start Provided entries

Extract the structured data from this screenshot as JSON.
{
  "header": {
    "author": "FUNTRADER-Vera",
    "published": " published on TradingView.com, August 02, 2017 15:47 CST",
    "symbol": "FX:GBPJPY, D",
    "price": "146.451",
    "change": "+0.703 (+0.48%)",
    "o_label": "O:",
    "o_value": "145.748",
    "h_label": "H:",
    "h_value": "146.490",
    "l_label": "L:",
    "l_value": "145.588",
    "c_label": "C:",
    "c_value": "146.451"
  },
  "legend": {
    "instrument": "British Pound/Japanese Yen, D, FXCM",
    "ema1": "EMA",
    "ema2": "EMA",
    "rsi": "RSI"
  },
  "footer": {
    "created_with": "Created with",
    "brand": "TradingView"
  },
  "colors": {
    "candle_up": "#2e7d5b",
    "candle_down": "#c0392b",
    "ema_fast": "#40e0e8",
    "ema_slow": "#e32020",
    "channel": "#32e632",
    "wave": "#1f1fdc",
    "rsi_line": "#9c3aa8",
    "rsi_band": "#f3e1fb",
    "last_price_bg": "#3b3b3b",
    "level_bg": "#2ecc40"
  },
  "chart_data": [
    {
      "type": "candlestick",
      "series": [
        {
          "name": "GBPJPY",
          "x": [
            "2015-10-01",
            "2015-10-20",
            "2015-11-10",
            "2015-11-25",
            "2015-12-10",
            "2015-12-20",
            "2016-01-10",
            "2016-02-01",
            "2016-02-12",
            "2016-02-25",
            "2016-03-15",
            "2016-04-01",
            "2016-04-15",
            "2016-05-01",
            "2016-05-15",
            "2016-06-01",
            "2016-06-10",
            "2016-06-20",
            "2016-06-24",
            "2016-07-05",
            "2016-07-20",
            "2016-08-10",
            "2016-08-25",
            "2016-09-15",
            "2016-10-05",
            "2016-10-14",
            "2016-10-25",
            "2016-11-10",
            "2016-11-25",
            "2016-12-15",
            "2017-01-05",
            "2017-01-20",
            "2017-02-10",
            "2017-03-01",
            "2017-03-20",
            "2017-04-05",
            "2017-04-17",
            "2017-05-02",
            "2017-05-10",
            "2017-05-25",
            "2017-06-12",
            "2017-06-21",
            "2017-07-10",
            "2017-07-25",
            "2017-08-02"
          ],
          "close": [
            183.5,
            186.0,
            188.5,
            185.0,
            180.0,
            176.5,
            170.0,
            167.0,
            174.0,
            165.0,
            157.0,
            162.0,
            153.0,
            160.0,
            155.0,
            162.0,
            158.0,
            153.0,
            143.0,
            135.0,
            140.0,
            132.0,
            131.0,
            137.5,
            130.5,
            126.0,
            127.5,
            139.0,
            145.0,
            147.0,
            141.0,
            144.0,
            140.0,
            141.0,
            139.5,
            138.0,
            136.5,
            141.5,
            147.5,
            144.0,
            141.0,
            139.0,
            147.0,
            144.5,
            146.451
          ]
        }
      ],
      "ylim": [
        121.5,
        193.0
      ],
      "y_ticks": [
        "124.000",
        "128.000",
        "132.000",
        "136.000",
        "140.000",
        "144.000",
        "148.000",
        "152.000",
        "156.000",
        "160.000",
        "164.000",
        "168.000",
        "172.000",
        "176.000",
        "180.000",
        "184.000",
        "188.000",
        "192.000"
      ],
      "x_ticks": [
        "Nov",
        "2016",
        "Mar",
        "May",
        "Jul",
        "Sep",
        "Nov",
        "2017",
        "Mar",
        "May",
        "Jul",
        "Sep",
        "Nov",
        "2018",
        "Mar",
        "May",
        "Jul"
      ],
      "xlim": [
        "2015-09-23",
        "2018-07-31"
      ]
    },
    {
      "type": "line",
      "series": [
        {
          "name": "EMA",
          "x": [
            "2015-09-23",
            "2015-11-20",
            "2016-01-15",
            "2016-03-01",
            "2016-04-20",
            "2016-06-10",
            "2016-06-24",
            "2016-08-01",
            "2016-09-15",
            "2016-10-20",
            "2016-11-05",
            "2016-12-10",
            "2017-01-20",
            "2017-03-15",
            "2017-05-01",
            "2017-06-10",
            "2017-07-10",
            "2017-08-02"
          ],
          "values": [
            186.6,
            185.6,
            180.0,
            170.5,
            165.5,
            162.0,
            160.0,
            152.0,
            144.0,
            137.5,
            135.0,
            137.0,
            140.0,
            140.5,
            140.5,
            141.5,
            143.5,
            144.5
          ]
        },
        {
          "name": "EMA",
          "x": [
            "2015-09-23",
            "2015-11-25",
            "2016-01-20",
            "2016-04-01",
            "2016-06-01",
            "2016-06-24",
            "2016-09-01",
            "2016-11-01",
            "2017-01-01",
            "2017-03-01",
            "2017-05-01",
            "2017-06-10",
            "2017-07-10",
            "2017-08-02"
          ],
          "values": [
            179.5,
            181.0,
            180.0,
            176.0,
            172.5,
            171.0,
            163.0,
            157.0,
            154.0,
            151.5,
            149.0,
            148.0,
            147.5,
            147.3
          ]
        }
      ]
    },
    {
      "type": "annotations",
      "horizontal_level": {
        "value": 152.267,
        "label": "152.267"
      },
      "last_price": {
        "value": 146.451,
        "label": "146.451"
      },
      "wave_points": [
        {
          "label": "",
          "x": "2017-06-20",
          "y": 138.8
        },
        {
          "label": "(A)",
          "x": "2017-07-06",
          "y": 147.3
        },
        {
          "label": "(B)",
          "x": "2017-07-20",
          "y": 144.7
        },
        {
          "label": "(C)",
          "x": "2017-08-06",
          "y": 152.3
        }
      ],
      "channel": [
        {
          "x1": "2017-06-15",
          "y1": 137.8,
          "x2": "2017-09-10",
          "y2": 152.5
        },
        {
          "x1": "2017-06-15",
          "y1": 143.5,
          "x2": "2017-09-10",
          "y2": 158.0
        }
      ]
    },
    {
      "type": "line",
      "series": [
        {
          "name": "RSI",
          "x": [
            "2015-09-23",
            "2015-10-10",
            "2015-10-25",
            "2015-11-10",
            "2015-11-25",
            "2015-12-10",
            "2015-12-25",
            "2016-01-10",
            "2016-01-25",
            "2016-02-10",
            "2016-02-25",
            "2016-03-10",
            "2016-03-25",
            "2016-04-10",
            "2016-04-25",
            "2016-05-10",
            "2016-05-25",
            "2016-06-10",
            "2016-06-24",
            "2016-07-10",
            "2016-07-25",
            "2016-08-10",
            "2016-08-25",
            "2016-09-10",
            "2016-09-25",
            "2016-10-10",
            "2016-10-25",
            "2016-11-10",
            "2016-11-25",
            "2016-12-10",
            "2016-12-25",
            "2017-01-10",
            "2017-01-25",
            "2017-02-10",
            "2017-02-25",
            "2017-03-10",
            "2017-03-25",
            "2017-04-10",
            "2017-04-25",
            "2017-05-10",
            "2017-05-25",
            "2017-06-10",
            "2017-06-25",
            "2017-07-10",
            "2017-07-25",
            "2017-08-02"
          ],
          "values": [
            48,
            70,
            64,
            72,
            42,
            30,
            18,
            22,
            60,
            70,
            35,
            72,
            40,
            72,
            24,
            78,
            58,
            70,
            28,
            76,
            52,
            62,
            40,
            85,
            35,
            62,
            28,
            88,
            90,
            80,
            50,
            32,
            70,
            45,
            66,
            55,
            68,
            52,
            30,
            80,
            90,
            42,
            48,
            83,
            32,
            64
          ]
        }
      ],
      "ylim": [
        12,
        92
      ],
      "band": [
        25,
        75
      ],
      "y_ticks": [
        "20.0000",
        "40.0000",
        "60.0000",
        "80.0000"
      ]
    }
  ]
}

end Provided entries

▶ _The exercise_
Copy out all lines that carry the word "name".

▶ _Completed task_
          "name": "GBPJPY",
          "name": "EMA",
          "name": "EMA",
          "name": "RSI",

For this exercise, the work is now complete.